=== Prompt ===
Copy each line in the data that includes the word "следует".

=== Stored entries ===
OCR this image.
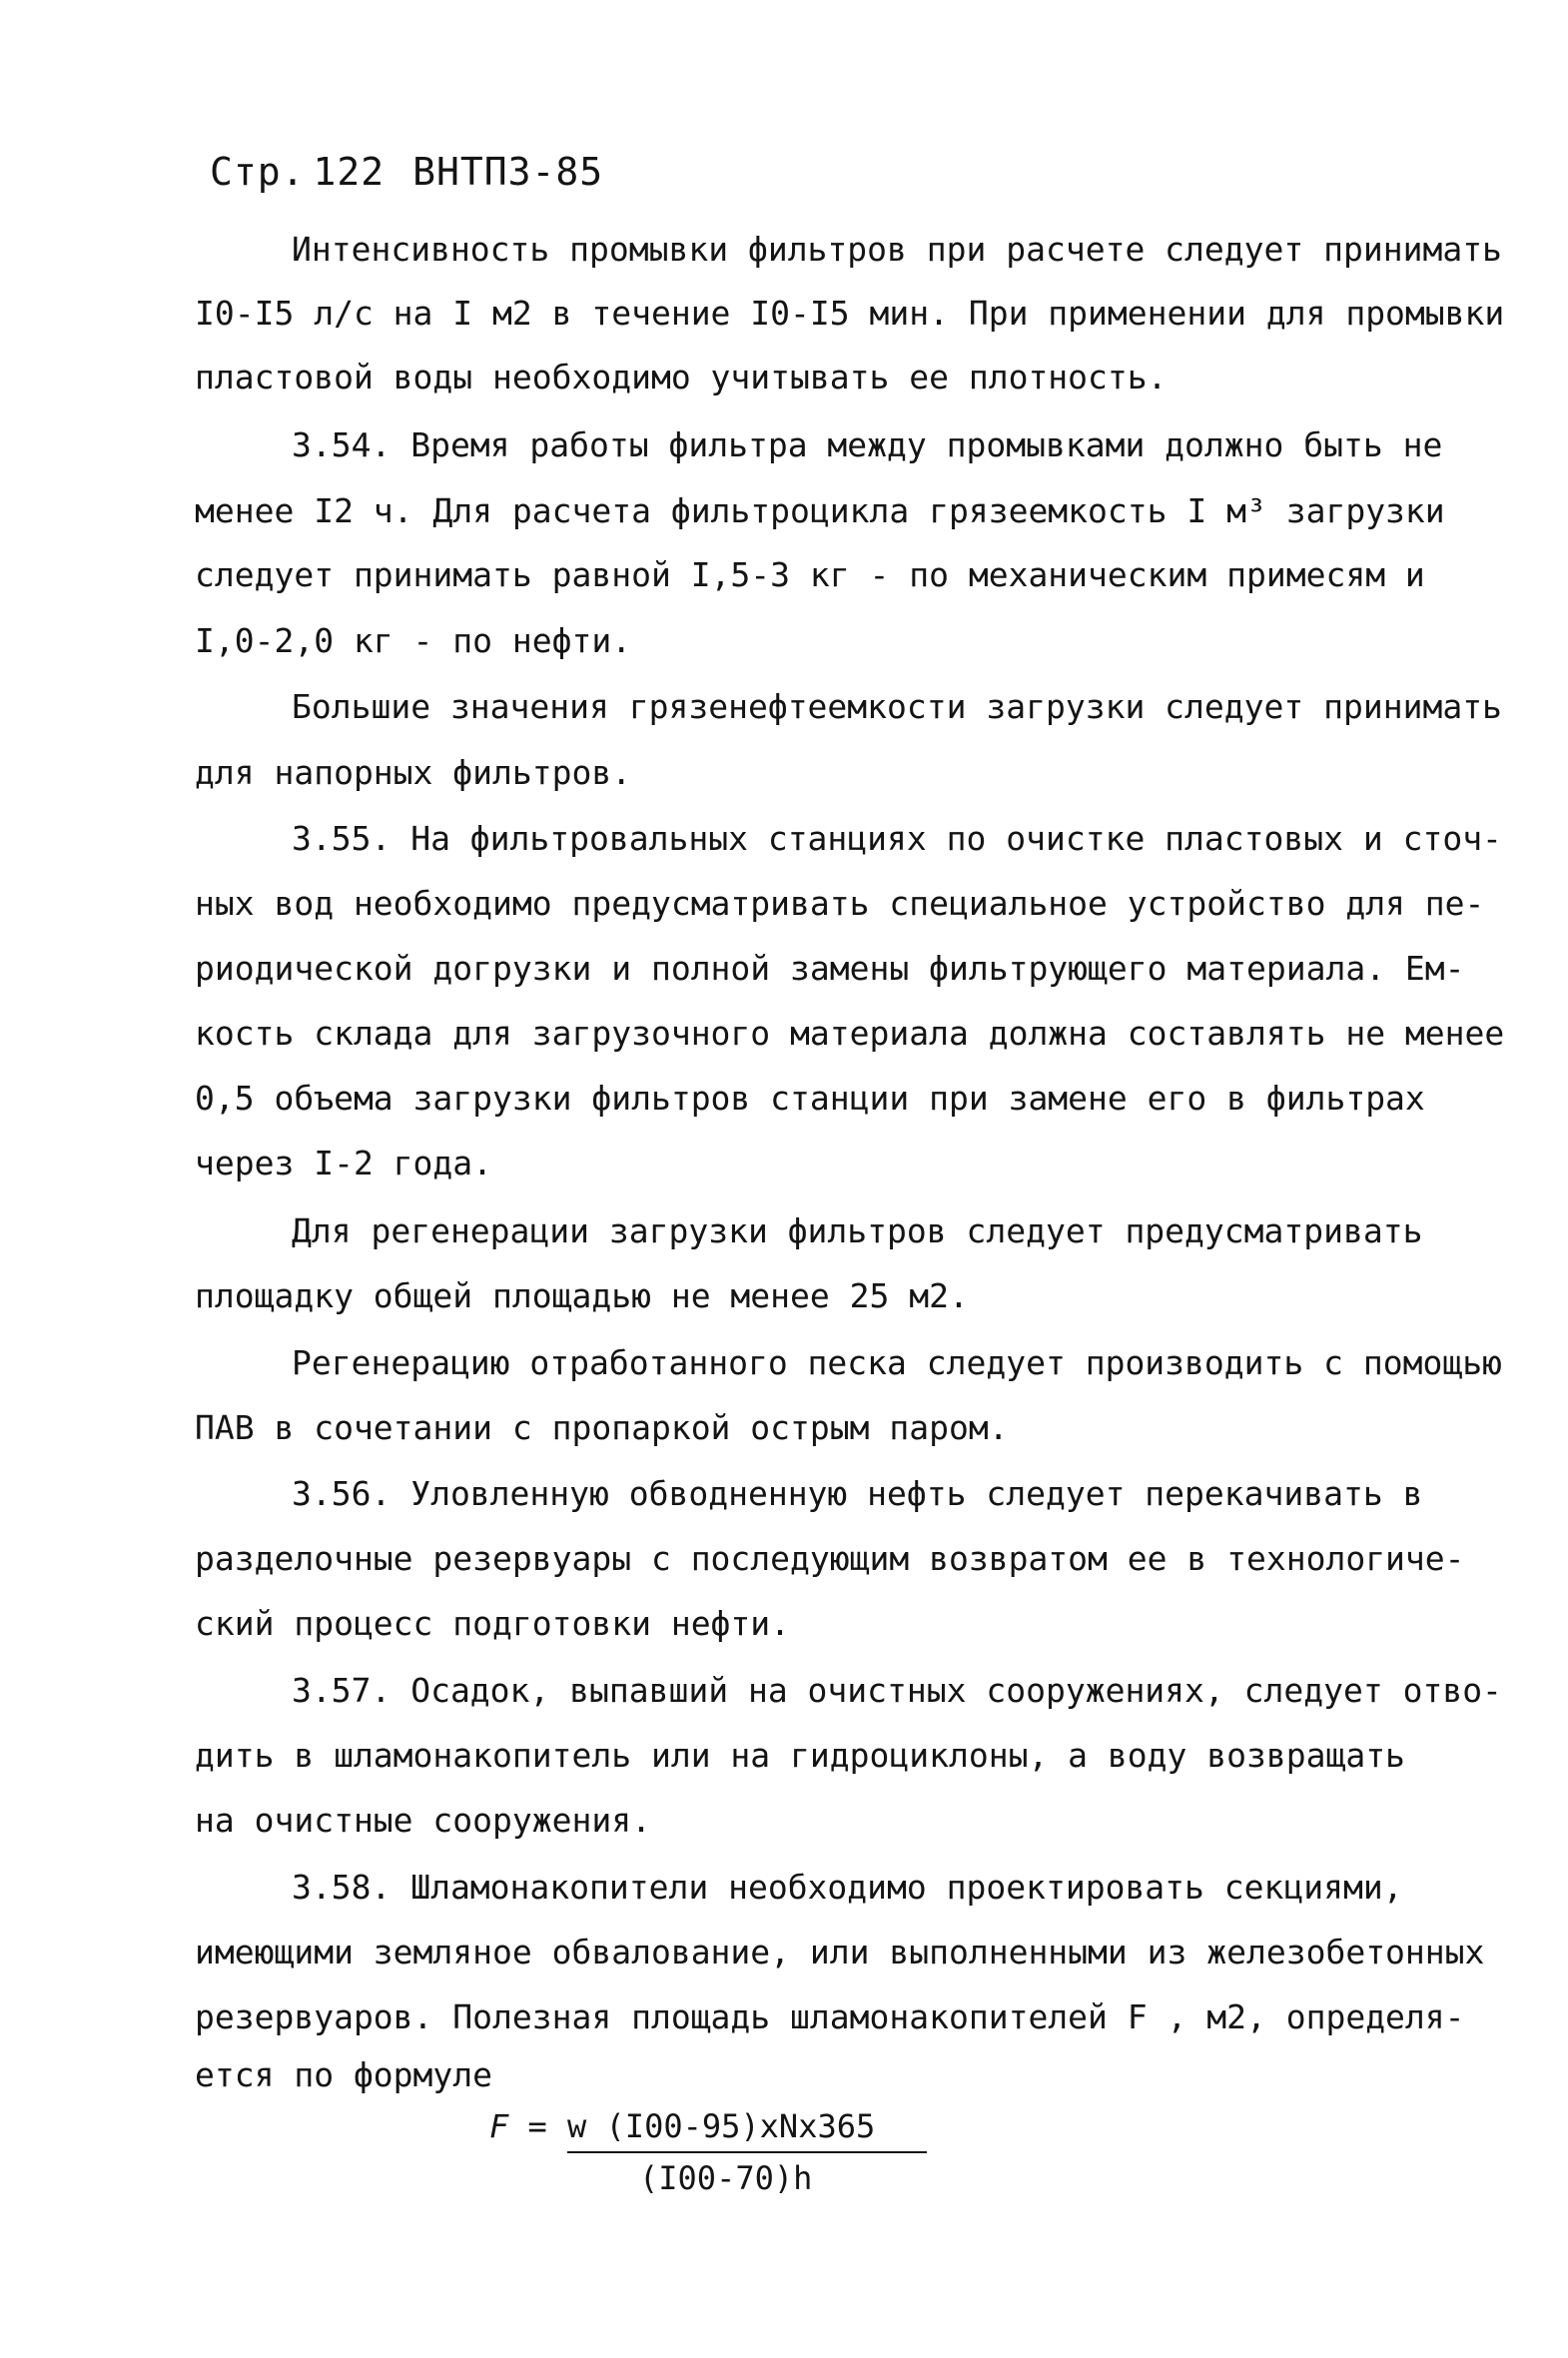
Стр. 122 ВНТП3-85
Интенсивность промывки фильтров при расчете следует принимать
I0-I5 л/с на I м2 в течение I0-I5 мин. При применении для промывки
пластовой воды необходимо учитывать ее плотность.
3.54. Время работы фильтра между промывками должно быть не
менее I2 ч. Для расчета фильтроцикла грязеемкость I м³ загрузки
следует принимать равной I,5-3 кг - по механическим примесям и
I,0-2,0 кг - по нефти.
Большие значения грязенефтеемкости загрузки следует принимать
для напорных фильтров.
3.55. На фильтровальных станциях по очистке пластовых и сточ-
ных вод необходимо предусматривать специальное устройство для пе-
риодической догрузки и полной замены фильтрующего материала. Ем-
кость склада для загрузочного материала должна составлять не менее
0,5 объема загрузки фильтров станции при замене его в фильтрах
через I-2 года.
Для регенерации загрузки фильтров следует предусматривать
площадку общей площадью не менее 25 м2.
Регенерацию отработанного песка следует производить с помощью
ПАВ в сочетании с пропаркой острым паром.
3.56. Уловленную обводненную нефть следует перекачивать в
разделочные резервуары с последующим возвратом ее в технологиче-
ский процесс подготовки нефти.
3.57. Осадок, выпавший на очистных сооружениях, следует отво-
дить в шламонакопитель или на гидроциклоны, а воду возвращать
на очистные сооружения.
3.58. Шламонакопители необходимо проектировать секциями,
имеющими земляное обвалование, или выполненными из железобетонных
резервуаров. Полезная площадь шламонакопителей F , м2, определя-
ется по формуле
F = w (I00-95)xNx365
(I00-70)h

=== Expected answer ===
Интенсивность промывки фильтров при расчете следует принимать
следует принимать равной I,5-3 кг - по механическим примесям и
Большие значения грязенефтеемкости загрузки следует принимать
Для регенерации загрузки фильтров следует предусматривать
Регенерацию отработанного песка следует производить с помощью
3.56. Уловленную обводненную нефть следует перекачивать в
3.57. Осадок, выпавший на очистных сооружениях, следует отво-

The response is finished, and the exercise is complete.